**STATED EXERCISE:** Go through the entries below and pick out every line with "peas".

-- -- --

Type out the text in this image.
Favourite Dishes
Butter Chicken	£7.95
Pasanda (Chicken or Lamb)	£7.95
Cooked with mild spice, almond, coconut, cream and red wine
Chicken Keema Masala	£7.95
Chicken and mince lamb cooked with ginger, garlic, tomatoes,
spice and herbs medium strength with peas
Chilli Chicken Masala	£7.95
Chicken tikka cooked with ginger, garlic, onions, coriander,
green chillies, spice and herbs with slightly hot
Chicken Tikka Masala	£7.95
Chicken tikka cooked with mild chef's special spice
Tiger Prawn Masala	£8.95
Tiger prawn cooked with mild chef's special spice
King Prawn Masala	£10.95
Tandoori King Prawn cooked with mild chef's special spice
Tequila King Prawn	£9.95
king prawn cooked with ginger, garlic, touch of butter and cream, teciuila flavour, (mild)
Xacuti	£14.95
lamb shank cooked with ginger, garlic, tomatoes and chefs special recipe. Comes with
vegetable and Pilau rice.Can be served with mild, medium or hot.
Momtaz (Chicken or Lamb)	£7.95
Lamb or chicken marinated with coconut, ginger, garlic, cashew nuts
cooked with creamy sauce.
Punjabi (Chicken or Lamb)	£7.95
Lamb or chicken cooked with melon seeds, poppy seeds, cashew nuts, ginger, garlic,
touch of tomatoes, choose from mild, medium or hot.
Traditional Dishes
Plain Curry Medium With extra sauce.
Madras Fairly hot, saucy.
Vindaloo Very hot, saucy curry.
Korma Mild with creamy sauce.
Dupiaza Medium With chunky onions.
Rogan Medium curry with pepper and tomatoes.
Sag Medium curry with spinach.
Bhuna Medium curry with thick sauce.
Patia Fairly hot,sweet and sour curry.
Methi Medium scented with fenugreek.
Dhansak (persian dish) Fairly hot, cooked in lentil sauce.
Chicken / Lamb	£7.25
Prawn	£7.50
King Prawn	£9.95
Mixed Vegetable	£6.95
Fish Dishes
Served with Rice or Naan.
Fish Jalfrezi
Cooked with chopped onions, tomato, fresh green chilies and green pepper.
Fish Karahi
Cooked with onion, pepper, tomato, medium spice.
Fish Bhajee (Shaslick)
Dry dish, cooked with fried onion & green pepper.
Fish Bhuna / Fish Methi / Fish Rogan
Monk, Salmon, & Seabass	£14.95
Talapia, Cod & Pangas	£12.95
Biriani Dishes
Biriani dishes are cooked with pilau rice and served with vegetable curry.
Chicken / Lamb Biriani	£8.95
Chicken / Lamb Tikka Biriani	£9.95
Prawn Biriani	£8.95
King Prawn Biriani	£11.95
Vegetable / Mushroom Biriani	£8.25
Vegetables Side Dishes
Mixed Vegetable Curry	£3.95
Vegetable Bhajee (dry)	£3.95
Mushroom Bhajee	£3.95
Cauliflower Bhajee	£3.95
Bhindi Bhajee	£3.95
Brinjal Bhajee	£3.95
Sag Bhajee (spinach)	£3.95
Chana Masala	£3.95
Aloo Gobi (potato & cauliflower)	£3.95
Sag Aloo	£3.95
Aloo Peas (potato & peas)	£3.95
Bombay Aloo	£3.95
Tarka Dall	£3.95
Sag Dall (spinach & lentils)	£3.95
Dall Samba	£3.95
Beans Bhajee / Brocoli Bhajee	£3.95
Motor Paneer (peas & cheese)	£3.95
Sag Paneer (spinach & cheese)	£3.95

-- -- --

**THE SOLUTION:**
spice and herbs medium strength with peas
Aloo Peas (potato & peas)	£3.95
Motor Paneer (peas & cheese)	£3.95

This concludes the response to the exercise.